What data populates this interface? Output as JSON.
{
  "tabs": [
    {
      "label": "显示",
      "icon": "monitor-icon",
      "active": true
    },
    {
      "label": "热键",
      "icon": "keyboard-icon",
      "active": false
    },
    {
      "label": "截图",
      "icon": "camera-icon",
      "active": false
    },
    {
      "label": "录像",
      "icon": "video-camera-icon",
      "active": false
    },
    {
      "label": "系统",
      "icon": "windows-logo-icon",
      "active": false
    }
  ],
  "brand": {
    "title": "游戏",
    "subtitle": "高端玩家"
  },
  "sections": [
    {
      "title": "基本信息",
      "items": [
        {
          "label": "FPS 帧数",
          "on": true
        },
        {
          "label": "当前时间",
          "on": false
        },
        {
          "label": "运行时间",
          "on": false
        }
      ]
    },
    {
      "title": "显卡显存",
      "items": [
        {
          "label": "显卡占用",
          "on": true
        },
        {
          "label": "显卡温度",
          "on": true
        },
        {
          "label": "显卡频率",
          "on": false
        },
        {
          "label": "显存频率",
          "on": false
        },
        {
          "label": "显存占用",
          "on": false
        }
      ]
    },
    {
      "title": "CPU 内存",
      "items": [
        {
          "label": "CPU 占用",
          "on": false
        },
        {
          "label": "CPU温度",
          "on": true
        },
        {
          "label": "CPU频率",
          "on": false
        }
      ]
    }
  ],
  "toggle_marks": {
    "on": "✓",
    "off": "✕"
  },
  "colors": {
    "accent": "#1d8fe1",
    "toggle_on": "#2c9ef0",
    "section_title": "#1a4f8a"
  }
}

******************************

What to produce: Look over the listing above. Pick out and copy every line that includes "icon".

The answer:
      "icon": "monitor-icon",
      "icon": "keyboard-icon",
      "icon": "camera-icon",
      "icon": "video-camera-icon",
      "icon": "windows-logo-icon",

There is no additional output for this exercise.